**Kutipan Teks**
****************

Tanggapanku pada pemaparan kenyataan yang baru akan kami hadapi itu aku tanggapi dingin. Aku hanya menunjukkan bahwa aku wanita kuat dan istimewa, jika ia menginginkan kecantikan dan semua kelebihan yang Allah SWT anugerahkan padaku, ia pasti akan melakukan apapun; walau harus lintasi lautan, benua, dan langit sekalipun. Aku toh tak rugi apapun jika ia mundur seperti yang sebelumnya. Aku akan terus menanti seseorang yang ingin memperjuangkan dan mengimplementasikan niat suci mengabadikan "mitsaqon ghalidza" atau ikatan kuat pernikahan dihadapan Allah SWT, orangtua kami dan para tamu dan malaikat yang dimuliakan.
Namun keraguanku dan keapatisanku dijawabnya dengan sebuah email yang berisi keyakinannya tentang hubungan kami:

Assalaamu 'alaikum...

mas abis sholat. kurang khusuk, memang  susah mencapainya..

dalam ketidakkhusuan, mas ingat sering tulis "time is part of solution..."  sedang Allaah menciptakan segala sesuatunya berpasang-pasangan. dengan demikian muncullah "time is part of problem...". mas mau ajak fitri melihatnya dari sisi yg berbeda meski tidak memungkirinya... kita ubah jadi "time is part of challenge..." so, let it be our paradigm. dalam challange ini kita pilah mana problem dan mana solution.

dengan bekal paradigm yg Allaah tanamkan dalam hati dan pikiran, bersiap dirilah menghadapi segala kemungkinan. paradigm ini menjadi kaki tangan kita pada iman dan islam yang telah Allaah tanamkan. meski buah amal dari paradigm itu tidak semudah mengetik imel ini, setidaknya sudah melangkah dari reference paradigm.

keep praying solemn

mas
:) senang

Lalu menyusul smsnya berisi : Lekaslah tidur siapa tahu ada jawaban malam ini.
Tanpa mengubah hatiku yang tak mau lagi terlalu percaya pada janji dan ucapan manis laki-laki, aku menanggapinya dengan baik, sebaik niat baiknya. 
Dua hari kemudian ketika aku pulang mengajar, ibu dengan biasa menyambutku dengan senyum dan kasih hangatnya. "Ada sesuatu yang istimewa buatmu". Wah apa ya apa aku dapat hadiah mobil dari BANK yang aku menabung uang padanya? hehe. Ternyata lebih dari itu, ibu menyerahkan sebuah amplop ukuran HVS berwarna coklat padaku. Dengan penasaran aku buka dan ku ambil kertas HVS didalamnya. Surat itu ternyata permintaan dia kepada bapaku untuk menjadikanku sebagai istrinya. Aku terharu. Lalu aku buka satu buah amplop lebih kecil berwarna hijau lembut bertabur bunga-bunga kering. Ibu tersenyum sumringah melihat anak putri pertamanya mendapat surat lamaran dari seorang laki-laki jantan, seperti aku mendengar ibu berdo'a semoga inilah jodoh anaknya.

****************

[Data penempatan elemen]
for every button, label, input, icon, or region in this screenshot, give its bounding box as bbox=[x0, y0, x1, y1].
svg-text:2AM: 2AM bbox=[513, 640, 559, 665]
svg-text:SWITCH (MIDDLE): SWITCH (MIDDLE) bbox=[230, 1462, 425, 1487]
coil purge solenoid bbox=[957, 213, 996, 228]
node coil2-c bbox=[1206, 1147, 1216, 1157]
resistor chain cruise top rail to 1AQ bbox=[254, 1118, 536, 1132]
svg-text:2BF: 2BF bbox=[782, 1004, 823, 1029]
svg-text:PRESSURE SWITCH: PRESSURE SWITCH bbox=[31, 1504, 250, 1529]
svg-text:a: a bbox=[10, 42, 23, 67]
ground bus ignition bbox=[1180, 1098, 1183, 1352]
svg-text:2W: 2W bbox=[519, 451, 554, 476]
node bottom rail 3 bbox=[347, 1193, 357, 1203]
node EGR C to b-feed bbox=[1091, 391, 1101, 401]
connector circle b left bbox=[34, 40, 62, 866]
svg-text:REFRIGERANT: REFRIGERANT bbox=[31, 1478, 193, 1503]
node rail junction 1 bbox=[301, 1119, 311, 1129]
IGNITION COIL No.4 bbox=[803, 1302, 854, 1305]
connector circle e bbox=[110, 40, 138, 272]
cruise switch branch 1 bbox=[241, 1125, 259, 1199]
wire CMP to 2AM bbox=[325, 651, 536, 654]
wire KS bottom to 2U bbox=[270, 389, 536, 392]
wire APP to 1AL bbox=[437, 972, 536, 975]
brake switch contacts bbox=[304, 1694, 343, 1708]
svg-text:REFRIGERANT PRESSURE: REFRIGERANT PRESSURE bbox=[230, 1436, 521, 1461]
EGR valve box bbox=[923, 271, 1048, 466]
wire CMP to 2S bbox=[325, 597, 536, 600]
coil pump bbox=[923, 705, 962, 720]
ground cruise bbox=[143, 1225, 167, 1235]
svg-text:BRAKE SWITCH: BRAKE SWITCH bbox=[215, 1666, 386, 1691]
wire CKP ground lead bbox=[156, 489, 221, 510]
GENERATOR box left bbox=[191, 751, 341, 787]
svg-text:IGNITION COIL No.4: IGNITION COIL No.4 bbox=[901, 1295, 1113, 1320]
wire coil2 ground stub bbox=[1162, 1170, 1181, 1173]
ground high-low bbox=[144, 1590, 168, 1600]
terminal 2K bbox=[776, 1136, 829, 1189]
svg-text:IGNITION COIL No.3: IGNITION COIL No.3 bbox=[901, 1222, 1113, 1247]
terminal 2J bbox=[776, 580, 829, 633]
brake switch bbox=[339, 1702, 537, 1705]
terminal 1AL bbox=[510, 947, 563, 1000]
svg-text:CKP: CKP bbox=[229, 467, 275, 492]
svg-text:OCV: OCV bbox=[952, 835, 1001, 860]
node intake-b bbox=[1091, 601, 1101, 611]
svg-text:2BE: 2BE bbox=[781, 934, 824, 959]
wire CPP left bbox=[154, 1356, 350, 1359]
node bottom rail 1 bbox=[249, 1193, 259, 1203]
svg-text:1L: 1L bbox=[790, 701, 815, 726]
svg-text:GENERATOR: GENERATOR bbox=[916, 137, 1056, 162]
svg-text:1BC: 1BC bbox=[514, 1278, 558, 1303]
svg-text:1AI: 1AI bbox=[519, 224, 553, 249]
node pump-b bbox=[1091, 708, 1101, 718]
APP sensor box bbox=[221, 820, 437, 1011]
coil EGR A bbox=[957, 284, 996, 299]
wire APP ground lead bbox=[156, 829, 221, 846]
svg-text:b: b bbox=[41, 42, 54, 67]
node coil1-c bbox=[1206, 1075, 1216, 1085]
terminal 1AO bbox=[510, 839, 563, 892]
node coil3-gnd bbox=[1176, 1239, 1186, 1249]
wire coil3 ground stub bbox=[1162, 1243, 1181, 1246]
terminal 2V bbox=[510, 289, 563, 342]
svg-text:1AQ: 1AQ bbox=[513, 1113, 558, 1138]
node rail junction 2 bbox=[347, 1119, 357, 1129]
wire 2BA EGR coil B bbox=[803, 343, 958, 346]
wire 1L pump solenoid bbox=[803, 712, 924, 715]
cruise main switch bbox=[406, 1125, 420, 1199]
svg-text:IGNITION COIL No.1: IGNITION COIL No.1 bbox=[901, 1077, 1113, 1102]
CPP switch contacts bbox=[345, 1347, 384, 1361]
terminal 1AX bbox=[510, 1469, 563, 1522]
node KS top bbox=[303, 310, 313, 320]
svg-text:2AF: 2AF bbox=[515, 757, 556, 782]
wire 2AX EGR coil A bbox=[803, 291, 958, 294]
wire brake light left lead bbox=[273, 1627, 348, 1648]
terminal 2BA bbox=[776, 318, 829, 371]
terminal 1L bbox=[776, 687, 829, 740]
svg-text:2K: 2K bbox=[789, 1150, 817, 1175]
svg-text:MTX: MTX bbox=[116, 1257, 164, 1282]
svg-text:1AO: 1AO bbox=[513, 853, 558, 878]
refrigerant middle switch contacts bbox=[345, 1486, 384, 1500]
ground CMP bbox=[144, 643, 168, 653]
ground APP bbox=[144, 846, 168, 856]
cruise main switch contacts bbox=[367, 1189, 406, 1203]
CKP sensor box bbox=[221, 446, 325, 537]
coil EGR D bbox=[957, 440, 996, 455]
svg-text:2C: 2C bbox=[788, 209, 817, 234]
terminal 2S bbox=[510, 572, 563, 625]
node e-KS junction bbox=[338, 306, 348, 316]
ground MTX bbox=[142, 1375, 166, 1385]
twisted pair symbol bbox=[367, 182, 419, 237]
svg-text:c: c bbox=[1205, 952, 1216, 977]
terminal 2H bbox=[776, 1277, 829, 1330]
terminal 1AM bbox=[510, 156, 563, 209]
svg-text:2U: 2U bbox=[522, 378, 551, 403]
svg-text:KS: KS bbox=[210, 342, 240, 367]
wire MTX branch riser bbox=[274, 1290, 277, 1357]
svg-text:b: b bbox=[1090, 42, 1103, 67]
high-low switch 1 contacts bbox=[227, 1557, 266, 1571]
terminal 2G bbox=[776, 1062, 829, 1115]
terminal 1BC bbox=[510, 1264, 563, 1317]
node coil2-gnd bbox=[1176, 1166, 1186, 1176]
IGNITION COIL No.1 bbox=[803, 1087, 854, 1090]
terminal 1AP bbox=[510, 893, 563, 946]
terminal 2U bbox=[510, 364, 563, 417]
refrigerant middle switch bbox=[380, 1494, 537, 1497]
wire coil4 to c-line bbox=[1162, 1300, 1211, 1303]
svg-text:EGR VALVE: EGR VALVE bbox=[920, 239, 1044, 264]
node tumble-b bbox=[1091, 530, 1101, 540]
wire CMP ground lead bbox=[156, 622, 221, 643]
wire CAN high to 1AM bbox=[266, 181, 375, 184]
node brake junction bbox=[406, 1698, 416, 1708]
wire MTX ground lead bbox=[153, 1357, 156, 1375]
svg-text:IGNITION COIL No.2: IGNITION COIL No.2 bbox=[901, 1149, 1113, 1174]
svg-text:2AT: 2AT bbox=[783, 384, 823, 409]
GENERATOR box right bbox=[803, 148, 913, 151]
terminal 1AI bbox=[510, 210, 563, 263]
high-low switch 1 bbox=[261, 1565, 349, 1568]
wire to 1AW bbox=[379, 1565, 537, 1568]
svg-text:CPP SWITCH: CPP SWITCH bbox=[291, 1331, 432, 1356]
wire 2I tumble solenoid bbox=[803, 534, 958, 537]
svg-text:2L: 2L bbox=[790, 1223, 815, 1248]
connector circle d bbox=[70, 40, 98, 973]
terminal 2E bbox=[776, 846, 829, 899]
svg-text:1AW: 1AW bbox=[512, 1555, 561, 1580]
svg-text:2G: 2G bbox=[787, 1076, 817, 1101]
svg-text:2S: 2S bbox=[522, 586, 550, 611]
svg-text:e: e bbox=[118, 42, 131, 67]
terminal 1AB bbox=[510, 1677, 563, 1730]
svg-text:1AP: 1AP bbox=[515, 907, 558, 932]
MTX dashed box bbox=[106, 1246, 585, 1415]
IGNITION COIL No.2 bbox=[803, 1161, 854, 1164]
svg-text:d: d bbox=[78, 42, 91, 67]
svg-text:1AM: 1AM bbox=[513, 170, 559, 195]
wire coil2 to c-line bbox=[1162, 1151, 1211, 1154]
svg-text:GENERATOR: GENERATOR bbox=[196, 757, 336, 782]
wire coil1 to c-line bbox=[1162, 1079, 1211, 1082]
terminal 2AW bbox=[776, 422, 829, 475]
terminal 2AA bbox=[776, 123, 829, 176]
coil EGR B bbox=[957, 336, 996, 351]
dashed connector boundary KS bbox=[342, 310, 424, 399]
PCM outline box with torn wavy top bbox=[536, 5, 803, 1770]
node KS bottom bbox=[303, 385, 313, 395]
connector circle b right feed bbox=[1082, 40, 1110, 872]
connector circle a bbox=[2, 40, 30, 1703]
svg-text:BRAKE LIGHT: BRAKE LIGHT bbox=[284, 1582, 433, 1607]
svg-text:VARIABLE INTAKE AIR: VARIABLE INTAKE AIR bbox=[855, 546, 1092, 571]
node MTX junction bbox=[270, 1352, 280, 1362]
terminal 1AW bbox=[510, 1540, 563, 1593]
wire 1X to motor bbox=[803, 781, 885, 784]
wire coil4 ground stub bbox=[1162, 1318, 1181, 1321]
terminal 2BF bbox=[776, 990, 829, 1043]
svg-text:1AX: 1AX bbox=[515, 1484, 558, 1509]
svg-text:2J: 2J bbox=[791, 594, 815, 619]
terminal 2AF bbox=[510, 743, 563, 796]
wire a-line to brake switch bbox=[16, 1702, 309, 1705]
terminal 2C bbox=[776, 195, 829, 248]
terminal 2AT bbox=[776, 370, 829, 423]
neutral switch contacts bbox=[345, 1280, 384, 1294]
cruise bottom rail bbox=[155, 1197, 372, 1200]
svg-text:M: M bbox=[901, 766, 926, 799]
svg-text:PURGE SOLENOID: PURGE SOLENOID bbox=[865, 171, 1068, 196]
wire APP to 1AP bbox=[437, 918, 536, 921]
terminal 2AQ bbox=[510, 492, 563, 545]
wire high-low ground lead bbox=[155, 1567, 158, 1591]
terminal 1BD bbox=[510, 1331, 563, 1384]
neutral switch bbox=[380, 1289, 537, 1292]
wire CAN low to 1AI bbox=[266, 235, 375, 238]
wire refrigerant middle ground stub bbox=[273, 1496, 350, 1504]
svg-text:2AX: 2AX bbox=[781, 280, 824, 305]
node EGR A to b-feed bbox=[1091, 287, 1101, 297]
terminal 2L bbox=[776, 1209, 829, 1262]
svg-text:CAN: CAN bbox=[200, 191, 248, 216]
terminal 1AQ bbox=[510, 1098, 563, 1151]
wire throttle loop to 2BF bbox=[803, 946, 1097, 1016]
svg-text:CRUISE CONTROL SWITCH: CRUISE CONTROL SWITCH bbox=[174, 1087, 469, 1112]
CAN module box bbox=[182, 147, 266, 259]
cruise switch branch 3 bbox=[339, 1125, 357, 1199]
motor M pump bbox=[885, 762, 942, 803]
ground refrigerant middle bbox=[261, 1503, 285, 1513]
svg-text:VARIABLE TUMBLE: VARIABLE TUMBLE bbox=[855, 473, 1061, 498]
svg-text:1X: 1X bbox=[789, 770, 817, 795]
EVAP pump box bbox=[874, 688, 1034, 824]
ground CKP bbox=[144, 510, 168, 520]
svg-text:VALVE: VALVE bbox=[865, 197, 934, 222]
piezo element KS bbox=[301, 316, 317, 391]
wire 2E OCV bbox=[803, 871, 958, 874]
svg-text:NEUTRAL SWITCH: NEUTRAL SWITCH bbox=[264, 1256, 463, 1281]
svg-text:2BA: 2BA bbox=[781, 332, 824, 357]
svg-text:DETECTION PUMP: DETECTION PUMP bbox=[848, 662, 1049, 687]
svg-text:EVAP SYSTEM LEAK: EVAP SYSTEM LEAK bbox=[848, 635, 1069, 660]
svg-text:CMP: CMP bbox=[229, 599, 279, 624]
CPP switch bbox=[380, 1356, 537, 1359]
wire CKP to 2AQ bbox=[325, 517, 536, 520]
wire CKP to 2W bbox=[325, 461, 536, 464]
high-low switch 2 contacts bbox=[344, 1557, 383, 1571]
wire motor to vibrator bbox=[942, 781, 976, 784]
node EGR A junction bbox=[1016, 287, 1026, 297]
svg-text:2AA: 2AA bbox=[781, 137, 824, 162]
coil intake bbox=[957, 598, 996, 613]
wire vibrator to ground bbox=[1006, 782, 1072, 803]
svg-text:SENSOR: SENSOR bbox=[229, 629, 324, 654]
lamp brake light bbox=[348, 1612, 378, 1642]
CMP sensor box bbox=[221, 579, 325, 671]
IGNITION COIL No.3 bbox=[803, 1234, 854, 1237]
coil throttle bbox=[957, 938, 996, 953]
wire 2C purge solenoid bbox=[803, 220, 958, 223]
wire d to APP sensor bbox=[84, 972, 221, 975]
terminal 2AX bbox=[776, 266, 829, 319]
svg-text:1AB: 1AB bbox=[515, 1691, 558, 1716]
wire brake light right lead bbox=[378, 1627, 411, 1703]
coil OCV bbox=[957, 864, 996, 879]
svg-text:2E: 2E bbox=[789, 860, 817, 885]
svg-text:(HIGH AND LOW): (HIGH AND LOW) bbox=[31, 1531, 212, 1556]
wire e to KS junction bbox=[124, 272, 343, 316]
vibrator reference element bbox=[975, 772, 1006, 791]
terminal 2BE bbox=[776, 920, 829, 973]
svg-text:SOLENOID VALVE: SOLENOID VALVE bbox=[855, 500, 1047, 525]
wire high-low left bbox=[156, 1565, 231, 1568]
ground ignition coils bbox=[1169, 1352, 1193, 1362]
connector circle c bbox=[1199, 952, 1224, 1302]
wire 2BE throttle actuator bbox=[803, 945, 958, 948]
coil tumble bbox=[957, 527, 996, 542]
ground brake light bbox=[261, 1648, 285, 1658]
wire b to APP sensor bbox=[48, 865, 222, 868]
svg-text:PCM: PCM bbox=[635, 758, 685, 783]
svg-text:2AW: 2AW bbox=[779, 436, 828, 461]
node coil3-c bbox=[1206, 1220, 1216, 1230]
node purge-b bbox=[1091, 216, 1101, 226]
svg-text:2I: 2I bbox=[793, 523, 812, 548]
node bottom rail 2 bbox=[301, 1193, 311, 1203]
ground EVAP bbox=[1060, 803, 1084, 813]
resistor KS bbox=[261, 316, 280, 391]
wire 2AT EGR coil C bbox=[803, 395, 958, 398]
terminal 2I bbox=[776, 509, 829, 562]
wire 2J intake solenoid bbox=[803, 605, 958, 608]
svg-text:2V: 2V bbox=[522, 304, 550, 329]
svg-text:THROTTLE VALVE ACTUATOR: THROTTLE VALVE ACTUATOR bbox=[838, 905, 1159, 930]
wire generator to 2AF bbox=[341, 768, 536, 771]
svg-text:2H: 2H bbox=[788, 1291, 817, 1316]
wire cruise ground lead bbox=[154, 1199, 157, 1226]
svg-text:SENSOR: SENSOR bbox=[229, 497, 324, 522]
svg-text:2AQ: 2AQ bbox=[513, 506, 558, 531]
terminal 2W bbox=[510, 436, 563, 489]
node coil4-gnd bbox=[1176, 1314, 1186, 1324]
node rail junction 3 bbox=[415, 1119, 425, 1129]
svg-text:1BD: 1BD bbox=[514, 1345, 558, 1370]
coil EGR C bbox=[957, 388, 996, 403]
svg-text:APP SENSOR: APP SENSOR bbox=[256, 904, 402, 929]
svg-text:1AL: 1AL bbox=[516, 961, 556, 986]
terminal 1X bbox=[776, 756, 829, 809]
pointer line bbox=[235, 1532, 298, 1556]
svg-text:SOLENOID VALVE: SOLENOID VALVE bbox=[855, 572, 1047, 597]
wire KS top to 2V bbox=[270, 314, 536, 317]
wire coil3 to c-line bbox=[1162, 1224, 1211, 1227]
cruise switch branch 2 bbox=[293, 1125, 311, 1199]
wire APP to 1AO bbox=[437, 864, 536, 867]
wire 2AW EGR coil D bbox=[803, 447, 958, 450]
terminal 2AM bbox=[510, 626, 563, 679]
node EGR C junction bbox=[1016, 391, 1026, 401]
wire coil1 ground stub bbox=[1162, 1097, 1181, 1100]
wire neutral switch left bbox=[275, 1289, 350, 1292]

****************

**Soal**
Menurut kutipan teks, apa warna amplop berukuran HVS yang diserahkan ibu?

**Jawaban**
Coklat.